[Dataset entries]

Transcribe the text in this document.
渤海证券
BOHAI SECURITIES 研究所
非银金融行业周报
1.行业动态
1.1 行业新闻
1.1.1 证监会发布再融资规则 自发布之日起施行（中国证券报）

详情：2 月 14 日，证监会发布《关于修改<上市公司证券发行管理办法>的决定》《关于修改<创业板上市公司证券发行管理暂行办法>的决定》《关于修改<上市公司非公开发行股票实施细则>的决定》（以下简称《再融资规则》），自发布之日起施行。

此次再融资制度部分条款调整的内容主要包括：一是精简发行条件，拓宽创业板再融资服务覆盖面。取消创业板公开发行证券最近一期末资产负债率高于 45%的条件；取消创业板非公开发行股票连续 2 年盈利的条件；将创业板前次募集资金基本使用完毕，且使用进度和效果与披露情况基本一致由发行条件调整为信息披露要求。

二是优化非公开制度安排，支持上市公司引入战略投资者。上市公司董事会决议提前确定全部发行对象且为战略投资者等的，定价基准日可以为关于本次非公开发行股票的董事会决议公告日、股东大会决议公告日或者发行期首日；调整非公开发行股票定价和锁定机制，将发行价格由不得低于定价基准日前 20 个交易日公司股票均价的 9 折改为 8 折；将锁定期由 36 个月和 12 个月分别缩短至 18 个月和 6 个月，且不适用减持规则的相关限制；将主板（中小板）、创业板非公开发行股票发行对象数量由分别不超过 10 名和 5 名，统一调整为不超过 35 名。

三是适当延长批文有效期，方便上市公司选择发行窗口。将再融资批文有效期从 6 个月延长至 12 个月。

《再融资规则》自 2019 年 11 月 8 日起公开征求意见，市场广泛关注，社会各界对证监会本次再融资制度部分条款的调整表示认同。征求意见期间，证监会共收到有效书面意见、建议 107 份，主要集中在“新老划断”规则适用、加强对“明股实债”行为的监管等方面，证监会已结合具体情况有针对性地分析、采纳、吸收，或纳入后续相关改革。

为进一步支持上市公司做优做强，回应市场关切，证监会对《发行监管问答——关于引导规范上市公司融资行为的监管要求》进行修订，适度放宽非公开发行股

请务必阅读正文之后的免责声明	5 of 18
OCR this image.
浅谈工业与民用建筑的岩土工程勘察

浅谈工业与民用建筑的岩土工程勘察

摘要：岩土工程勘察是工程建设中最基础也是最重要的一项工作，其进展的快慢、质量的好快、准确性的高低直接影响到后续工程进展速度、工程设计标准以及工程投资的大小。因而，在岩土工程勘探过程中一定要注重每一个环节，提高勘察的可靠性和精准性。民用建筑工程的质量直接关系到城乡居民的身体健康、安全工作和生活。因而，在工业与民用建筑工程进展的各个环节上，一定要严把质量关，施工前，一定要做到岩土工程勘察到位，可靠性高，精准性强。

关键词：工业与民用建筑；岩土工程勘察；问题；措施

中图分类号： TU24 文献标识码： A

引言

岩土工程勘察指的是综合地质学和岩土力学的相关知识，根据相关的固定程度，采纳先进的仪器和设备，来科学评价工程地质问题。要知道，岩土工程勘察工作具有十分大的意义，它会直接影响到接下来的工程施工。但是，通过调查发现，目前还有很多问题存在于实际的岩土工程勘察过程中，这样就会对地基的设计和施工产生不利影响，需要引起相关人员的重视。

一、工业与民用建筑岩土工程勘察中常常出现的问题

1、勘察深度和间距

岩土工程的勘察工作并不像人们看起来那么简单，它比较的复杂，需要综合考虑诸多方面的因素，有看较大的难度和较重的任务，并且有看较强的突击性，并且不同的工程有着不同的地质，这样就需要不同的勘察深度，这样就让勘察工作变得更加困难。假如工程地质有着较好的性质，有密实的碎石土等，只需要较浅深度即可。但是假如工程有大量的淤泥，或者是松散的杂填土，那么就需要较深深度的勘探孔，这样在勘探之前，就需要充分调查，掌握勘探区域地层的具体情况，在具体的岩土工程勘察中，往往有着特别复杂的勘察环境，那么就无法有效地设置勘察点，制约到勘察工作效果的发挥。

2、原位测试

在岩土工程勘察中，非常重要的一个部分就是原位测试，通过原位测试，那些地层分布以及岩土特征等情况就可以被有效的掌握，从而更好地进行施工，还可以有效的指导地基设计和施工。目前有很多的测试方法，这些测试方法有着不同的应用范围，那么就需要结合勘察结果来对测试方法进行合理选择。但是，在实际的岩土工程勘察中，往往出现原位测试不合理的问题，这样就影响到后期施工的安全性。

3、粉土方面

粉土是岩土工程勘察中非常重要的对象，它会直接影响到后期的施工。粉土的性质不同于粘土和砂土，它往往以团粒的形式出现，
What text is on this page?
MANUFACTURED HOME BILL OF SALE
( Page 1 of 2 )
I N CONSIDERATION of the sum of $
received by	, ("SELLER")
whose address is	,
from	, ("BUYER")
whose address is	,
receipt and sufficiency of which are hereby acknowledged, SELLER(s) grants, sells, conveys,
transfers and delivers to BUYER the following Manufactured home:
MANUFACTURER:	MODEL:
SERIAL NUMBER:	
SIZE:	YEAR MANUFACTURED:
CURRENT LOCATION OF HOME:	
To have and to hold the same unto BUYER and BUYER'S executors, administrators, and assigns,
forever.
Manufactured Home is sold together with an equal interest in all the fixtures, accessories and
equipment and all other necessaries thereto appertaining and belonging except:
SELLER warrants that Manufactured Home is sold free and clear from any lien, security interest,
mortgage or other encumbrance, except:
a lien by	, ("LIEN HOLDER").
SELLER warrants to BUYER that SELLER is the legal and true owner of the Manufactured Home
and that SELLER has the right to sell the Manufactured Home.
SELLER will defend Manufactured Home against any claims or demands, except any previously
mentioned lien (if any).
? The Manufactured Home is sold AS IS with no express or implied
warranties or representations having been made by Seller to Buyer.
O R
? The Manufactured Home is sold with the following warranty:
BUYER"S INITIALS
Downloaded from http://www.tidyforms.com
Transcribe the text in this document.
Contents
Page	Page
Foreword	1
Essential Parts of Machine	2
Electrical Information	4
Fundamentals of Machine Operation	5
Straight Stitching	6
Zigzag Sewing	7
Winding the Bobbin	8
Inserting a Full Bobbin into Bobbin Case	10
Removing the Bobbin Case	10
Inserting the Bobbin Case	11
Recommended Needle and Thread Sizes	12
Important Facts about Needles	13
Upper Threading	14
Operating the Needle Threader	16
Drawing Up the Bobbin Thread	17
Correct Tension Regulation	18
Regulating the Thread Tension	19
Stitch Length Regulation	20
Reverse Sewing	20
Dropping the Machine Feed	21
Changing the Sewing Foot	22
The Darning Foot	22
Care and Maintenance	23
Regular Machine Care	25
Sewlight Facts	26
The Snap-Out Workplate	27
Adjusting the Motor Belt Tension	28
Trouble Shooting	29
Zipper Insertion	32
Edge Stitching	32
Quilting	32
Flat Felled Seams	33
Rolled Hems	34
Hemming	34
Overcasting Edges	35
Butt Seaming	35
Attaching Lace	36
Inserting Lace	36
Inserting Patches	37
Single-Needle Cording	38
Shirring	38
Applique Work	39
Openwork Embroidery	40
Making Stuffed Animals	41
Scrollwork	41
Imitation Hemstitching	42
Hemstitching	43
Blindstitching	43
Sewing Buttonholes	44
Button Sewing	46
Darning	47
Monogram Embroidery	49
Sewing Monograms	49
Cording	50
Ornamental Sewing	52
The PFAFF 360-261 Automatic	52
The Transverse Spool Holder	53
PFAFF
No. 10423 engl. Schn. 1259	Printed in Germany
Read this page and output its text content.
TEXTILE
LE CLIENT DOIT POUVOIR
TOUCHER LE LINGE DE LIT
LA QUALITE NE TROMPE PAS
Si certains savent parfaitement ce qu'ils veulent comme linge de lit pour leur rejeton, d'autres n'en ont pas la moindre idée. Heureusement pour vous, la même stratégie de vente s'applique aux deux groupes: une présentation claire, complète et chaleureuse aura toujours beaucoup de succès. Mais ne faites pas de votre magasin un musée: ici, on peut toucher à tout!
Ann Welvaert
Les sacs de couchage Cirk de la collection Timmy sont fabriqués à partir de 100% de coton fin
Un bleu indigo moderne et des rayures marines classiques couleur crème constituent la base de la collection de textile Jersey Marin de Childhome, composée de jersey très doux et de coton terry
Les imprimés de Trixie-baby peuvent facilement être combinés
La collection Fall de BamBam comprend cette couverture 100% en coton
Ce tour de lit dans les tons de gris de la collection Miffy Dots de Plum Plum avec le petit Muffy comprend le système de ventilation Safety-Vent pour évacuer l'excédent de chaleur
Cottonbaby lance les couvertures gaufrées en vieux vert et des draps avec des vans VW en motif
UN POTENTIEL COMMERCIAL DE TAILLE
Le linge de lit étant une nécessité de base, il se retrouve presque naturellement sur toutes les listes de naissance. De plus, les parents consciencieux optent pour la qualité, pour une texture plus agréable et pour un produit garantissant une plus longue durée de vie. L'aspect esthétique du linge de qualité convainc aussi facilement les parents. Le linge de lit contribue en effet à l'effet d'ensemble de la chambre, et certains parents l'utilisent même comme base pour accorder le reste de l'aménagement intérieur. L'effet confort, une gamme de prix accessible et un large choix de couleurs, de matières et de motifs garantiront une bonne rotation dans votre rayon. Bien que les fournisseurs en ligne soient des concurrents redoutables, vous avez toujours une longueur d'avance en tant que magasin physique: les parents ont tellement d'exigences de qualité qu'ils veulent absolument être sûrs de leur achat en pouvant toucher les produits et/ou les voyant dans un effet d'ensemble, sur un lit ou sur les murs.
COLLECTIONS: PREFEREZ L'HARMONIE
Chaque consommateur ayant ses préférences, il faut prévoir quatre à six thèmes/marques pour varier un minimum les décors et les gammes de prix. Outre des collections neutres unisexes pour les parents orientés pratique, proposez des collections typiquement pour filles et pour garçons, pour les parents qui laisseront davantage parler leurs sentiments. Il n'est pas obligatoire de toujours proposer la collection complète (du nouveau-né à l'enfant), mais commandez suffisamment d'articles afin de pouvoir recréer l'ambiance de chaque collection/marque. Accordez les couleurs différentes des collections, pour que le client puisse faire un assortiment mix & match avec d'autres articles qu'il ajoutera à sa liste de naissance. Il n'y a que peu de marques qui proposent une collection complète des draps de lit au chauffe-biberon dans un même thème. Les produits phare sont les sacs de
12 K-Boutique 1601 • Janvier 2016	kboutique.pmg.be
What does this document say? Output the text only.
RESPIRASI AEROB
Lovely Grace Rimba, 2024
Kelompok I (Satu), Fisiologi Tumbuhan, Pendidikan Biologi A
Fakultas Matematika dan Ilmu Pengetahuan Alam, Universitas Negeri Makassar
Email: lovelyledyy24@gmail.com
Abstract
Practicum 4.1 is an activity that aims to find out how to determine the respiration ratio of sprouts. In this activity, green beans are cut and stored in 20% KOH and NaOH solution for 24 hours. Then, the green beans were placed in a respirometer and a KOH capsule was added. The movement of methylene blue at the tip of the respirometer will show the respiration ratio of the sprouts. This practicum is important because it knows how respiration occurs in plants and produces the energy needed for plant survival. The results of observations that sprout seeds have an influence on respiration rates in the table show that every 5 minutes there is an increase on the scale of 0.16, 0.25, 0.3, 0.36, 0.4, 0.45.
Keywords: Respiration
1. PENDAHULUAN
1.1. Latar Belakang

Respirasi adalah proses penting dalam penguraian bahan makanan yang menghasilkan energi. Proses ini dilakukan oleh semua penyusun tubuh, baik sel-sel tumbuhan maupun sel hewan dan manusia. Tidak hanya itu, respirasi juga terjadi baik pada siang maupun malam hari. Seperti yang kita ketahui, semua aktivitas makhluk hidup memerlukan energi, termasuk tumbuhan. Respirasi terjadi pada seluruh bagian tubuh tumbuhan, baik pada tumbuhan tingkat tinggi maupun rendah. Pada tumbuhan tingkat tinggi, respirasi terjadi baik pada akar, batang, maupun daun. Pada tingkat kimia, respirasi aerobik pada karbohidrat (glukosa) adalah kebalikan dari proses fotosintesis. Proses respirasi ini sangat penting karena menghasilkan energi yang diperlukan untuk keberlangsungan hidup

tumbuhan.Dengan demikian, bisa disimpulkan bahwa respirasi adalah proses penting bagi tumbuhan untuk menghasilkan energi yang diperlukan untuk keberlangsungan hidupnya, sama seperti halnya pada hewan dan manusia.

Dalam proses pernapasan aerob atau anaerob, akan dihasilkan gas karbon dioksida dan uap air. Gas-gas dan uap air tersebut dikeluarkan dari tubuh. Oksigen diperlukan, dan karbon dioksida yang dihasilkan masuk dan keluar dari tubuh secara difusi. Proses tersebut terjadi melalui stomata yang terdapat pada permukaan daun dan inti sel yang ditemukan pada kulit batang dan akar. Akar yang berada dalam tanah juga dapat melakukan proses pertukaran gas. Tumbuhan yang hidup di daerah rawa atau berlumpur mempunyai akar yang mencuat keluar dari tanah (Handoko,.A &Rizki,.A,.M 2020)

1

## [The exercise]
Among the records above, find each line holding the string "other" and pull it out.

## [The answer]
equipment and all other necessaries thereto appertaining and belonging except:
mortgage or other encumbrance, except:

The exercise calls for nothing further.